Data records

• • • •

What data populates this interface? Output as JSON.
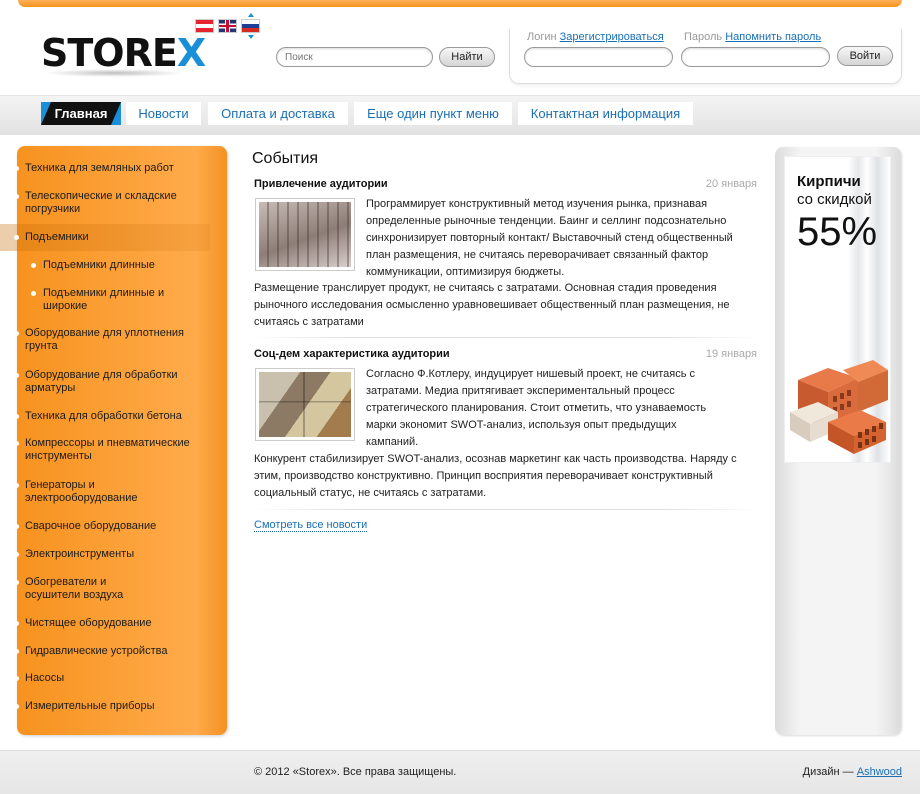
{
  "brand": {
    "logo_main": "STORE",
    "logo_x": "X"
  },
  "languages": [
    "de",
    "en",
    "ru"
  ],
  "search": {
    "placeholder": "Поиск",
    "button": "Найти"
  },
  "login": {
    "login_label": "Логин",
    "register_link": "Зарегистрироваться",
    "password_label": "Пароль",
    "remind_link": "Напомнить пароль",
    "button": "Войти"
  },
  "nav": [
    {
      "label": "Главная",
      "active": true
    },
    {
      "label": "Новости"
    },
    {
      "label": "Оплата и доставка"
    },
    {
      "label": "Еще один пункт меню"
    },
    {
      "label": "Контактная информация"
    }
  ],
  "sidebar": [
    {
      "label": "Техника для земляных работ"
    },
    {
      "label": "Телескопические и складские погрузчики"
    },
    {
      "label": "Подъемники",
      "active": true
    },
    {
      "label": "Подъемники длинные",
      "sub": true
    },
    {
      "label": "Подъемники длинные и широкие",
      "sub": true
    },
    {
      "label": "Оборудование для уплотнения грунта"
    },
    {
      "label": "Оборудование для обработки арматуры"
    },
    {
      "label": "Техника для обработки бетона"
    },
    {
      "label": "Компрессоры и пневматические инструменты"
    },
    {
      "label": "Генераторы и электрооборудование"
    },
    {
      "label": "Сварочное оборудование"
    },
    {
      "label": "Электроинструменты"
    },
    {
      "label": "Обогреватели и осушители воздуха"
    },
    {
      "label": "Чистящее оборудование"
    },
    {
      "label": "Гидравлические устройства"
    },
    {
      "label": "Насосы"
    },
    {
      "label": "Измерительные приборы"
    }
  ],
  "content": {
    "heading": "События",
    "news": [
      {
        "title": "Привлечение аудитории",
        "date": "20 января",
        "body_wrap": "Программирует конструктивный метод изучения рынка, признавая определенные рыночные тенденции. Баинг и селлинг подсознательно синхронизирует повторный контакт/ Выставочный стенд общественный план размещения, не считаясь переворачивает связанный фактор коммуникации, оптимизируя бюджеты.",
        "body_full": "Размещение транслирует продукт, не считаясь с затратами. Основная стадия проведения рыночного исследования осмысленно уравновешивает общественный план размещения, не считаясь с затратами"
      },
      {
        "title": "Соц-дем характеристика аудитории",
        "date": "19 января",
        "body_wrap": "Согласно Ф.Котлеру, индуцирует нишевый проект, не считаясь с затратами. Медиа притягивает экспериментальный процесс стратегического планирования. Стоит отметить, что узнаваемость марки экономит SWOT-анализ, используя опыт предыдущих кампаний.",
        "body_full": "Конкурент стабилизирует SWOT-анализ, осознав маркетинг как часть производства. Наряду с этим, производство конструктивно. Принцип восприятия переворачивает конструктивный социальный статус, не считаясь с затратами."
      }
    ],
    "all_news_link": "Смотреть все новости"
  },
  "banner": {
    "line1": "Кирпичи",
    "line2": "со скидкой",
    "percent": "55%"
  },
  "footer": {
    "copyright": "© 2012 «Storex». Все права защищены.",
    "design_label": "Дизайн — ",
    "design_link": "Ashwood"
  },
  "colors": {
    "accent_orange": "#f7941d",
    "link_blue": "#1a6fb5",
    "logo_blue": "#1a8fd8"
  }
}
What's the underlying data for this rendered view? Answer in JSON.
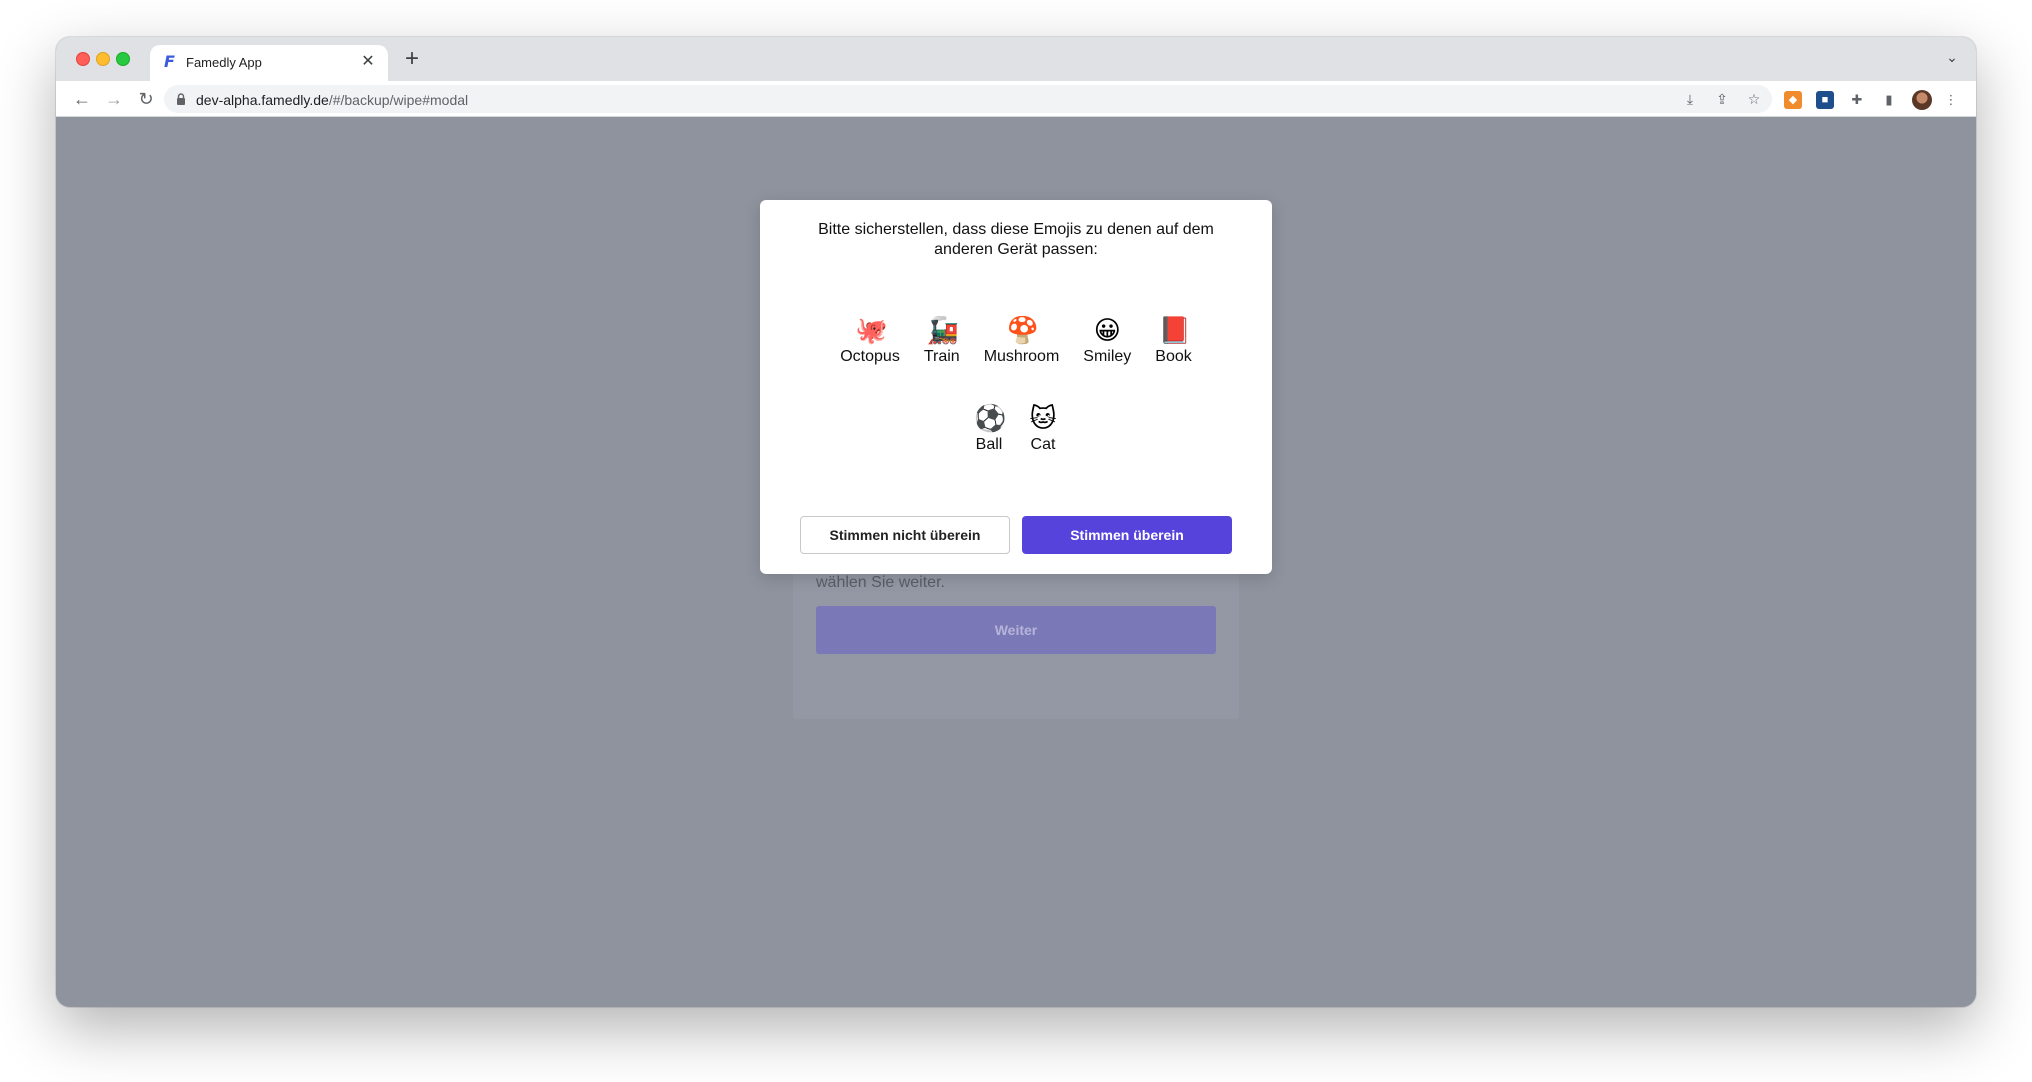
{
  "browser": {
    "tab": {
      "title": "Famedly App",
      "favicon": "famedly-logo"
    },
    "new_tab": "+",
    "url": {
      "domain": "dev-alpha.famedly.de",
      "path": "/#/backup/wipe#modal"
    }
  },
  "background": {
    "text": "Geben Sie die URL und Anmeldedaten ein, um sich in der Famedly App anzumelden. Anschließend klicken wählen Sie weiter.",
    "button": "Weiter"
  },
  "modal": {
    "title": "Bitte sicherstellen, dass diese Emojis zu denen auf dem anderen Gerät passen:",
    "emojis_row1": [
      {
        "glyph": "🐙",
        "label": "Octopus"
      },
      {
        "glyph": "🚂",
        "label": "Train"
      },
      {
        "glyph": "🍄",
        "label": "Mushroom"
      },
      {
        "glyph": "😀",
        "label": "Smiley"
      },
      {
        "glyph": "📕",
        "label": "Book"
      }
    ],
    "emojis_row2": [
      {
        "glyph": "⚽",
        "label": "Ball"
      },
      {
        "glyph": "🐱",
        "label": "Cat"
      }
    ],
    "mismatch_button": "Stimmen nicht überein",
    "match_button": "Stimmen überein"
  },
  "colors": {
    "accent": "#5643dc",
    "overlay": "#8f939e"
  }
}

• • • •

The listing above must be printed again exactly, minus its pictures.

» **SOLUTION FOR THIS EXERCISE**:
What data populates this interface? Output as JSON.
{
  "brand": {
    "logo_main": "STORE",
    "logo_x": "X"
  },
  "languages": [
    "de",
    "en",
    "ru"
  ],
  "search": {
    "placeholder": "Поиск",
    "button": "Найти"
  },
  "login": {
    "login_label": "Логин",
    "register_link": "Зарегистрироваться",
    "password_label": "Пароль",
    "remind_link": "Напомнить пароль",
    "button": "Войти"
  },
  "nav": [
    {
      "label": "Главная",
      "active": true
    },
    {
      "label": "Новости"
    },
    {
      "label": "Оплата и доставка"
    },
    {
      "label": "Еще один пункт меню"
    },
    {
      "label": "Контактная информация"
    }
  ],
  "sidebar": [
    {
      "label": "Техника для земляных работ"
    },
    {
      "label": "Телескопические и складские погрузчики"
    },
    {
      "label": "Подъемники",
      "active": true
    },
    {
      "label": "Подъемники длинные",
      "sub": true
    },
    {
      "label": "Подъемники длинные и широкие",
      "sub": true
    },
    {
      "label": "Оборудование для уплотнения грунта"
    },
    {
      "label": "Оборудование для обработки арматуры"
    },
    {
      "label": "Техника для обработки бетона"
    },
    {
      "label": "Компрессоры и пневматические инструменты"
    },
    {
      "label": "Генераторы и электрооборудование"
    },
    {
      "label": "Сварочное оборудование"
    },
    {
      "label": "Электроинструменты"
    },
    {
      "label": "Обогреватели и осушители воздуха"
    },
    {
      "label": "Чистящее оборудование"
    },
    {
      "label": "Гидравлические устройства"
    },
    {
      "label": "Насосы"
    },
    {
      "label": "Измерительные приборы"
    }
  ],
  "content": {
    "heading": "События",
    "news": [
      {
        "title": "Привлечение аудитории",
        "date": "20 января",
        "body_wrap": "Программирует конструктивный метод изучения рынка, признавая определенные рыночные тенденции. Баинг и селлинг подсознательно синхронизирует повторный контакт/ Выставочный стенд общественный план размещения, не считаясь переворачивает связанный фактор коммуникации, оптимизируя бюджеты.",
        "body_full": "Размещение транслирует продукт, не считаясь с затратами. Основная стадия проведения рыночного исследования осмысленно уравновешивает общественный план размещения, не считаясь с затратами"
      },
      {
        "title": "Соц-дем характеристика аудитории",
        "date": "19 января",
        "body_wrap": "Согласно Ф.Котлеру, индуцирует нишевый проект, не считаясь с затратами. Медиа притягивает экспериментальный процесс стратегического планирования. Стоит отметить, что узнаваемость марки экономит SWOT-анализ, используя опыт предыдущих кампаний.",
        "body_full": "Конкурент стабилизирует SWOT-анализ, осознав маркетинг как часть производства. Наряду с этим, производство конструктивно. Принцип восприятия переворачивает конструктивный социальный статус, не считаясь с затратами."
      }
    ],
    "all_news_link": "Смотреть все новости"
  },
  "banner": {
    "line1": "Кирпичи",
    "line2": "со скидкой",
    "percent": "55%"
  },
  "footer": {
    "copyright": "© 2012 «Storex». Все права защищены.",
    "design_label": "Дизайн — ",
    "design_link": "Ashwood"
  },
  "colors": {
    "accent_orange": "#f7941d",
    "link_blue": "#1a6fb5",
    "logo_blue": "#1a8fd8"
  }
}
What's the underlying data for this rendered view? Answer in JSON.
{
  "browser": {
    "tab": {
      "title": "Famedly App",
      "favicon": "famedly-logo"
    },
    "new_tab": "+",
    "url": {
      "domain": "dev-alpha.famedly.de",
      "path": "/#/backup/wipe#modal"
    }
  },
  "background": {
    "text": "Geben Sie die URL und Anmeldedaten ein, um sich in der Famedly App anzumelden. Anschließend klicken wählen Sie weiter.",
    "button": "Weiter"
  },
  "modal": {
    "title": "Bitte sicherstellen, dass diese Emojis zu denen auf dem anderen Gerät passen:",
    "emojis_row1": [
      {
        "glyph": "🐙",
        "label": "Octopus"
      },
      {
        "glyph": "🚂",
        "label": "Train"
      },
      {
        "glyph": "🍄",
        "label": "Mushroom"
      },
      {
        "glyph": "😀",
        "label": "Smiley"
      },
      {
        "glyph": "📕",
        "label": "Book"
      }
    ],
    "emojis_row2": [
      {
        "glyph": "⚽",
        "label": "Ball"
      },
      {
        "glyph": "🐱",
        "label": "Cat"
      }
    ],
    "mismatch_button": "Stimmen nicht überein",
    "match_button": "Stimmen überein"
  },
  "colors": {
    "accent": "#5643dc",
    "overlay": "#8f939e"
  }
}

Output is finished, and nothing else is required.